> **SOURCE EXCERPT**
******************************

Bresee Youth Center creates young leaders in Los Angeles

Bresee Youth Center creates young leaders in Los Angeles

by | 18 Mar 2016
Gabriela is a mentor to younger students through the Goals for Life program. (Photos by Scott Bennett)

Growing up, I watched my mom get abused regularly. My father was a drunk, and I always worried about him fighting with my mom. This went on for years. On the night of August 28, 2009, my father came into the room screaming. My mom sat on the floor with my 3-year-old sister on her lap and my 7-year-old brother standing beside her. She pleaded for him to calm down and sleep because he was scaring us. My father pulled out a gun and pointed it at my mom. I put my small hands on the gun and begged him to stop. He removed my hands and pulled the trigger. I turned to look at my mom, who was now on the floor. ... I lifted her head and held her as she took her last breaths. Moments later, she was gone.

******************************

> **GIVEN DATA**

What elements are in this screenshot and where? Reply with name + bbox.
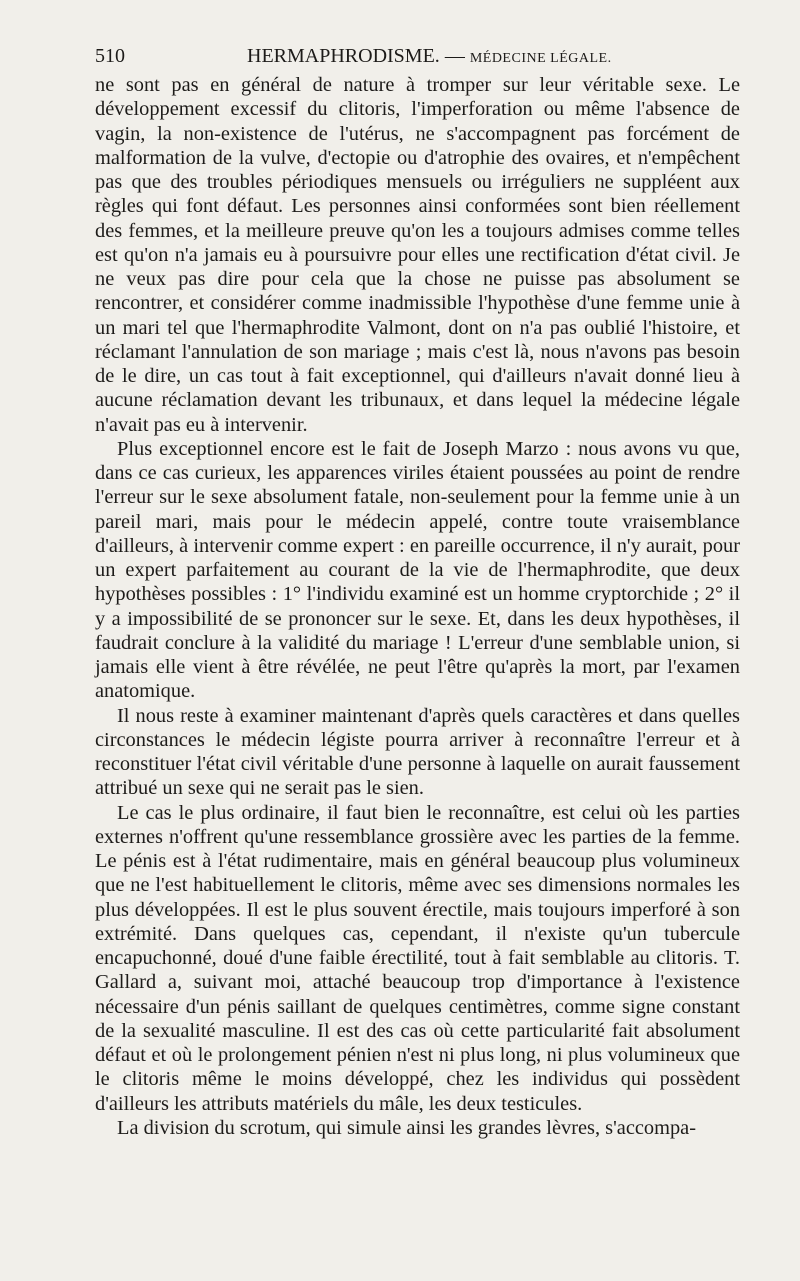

******************************

> **TO-DO LIST**
1. List every family member of the narrator that the Bresee Youth Center article mentions, using the article's own description of each.
2. Set down the passage of the Bresee Youth Center article starting at "Growing up, I" and ending at "she was gone.".

> **TASK ANSWERS**
1.
my mom
my father
my 3-year-old sister
my 7-year-old brother

2.
Growing up, I watched my mom get abused regularly. My father was a drunk, and I always worried about him fighting with my mom. This went on for years. On the night of August 28, 2009, my father came into the room screaming. My mom sat on the floor with my 3-year-old sister on her lap and my 7-year-old brother standing beside her. She pleaded for him to calm down and sleep because he was scaring us. My father pulled out a gun and pointed it at my mom. I put my small hands on the gun and begged him to stop. He removed my hands and pulled the trigger. I turned to look at my mom, who was now on the floor. ... I lifted her head and held her as she took her last breaths. Moments later, she was gone.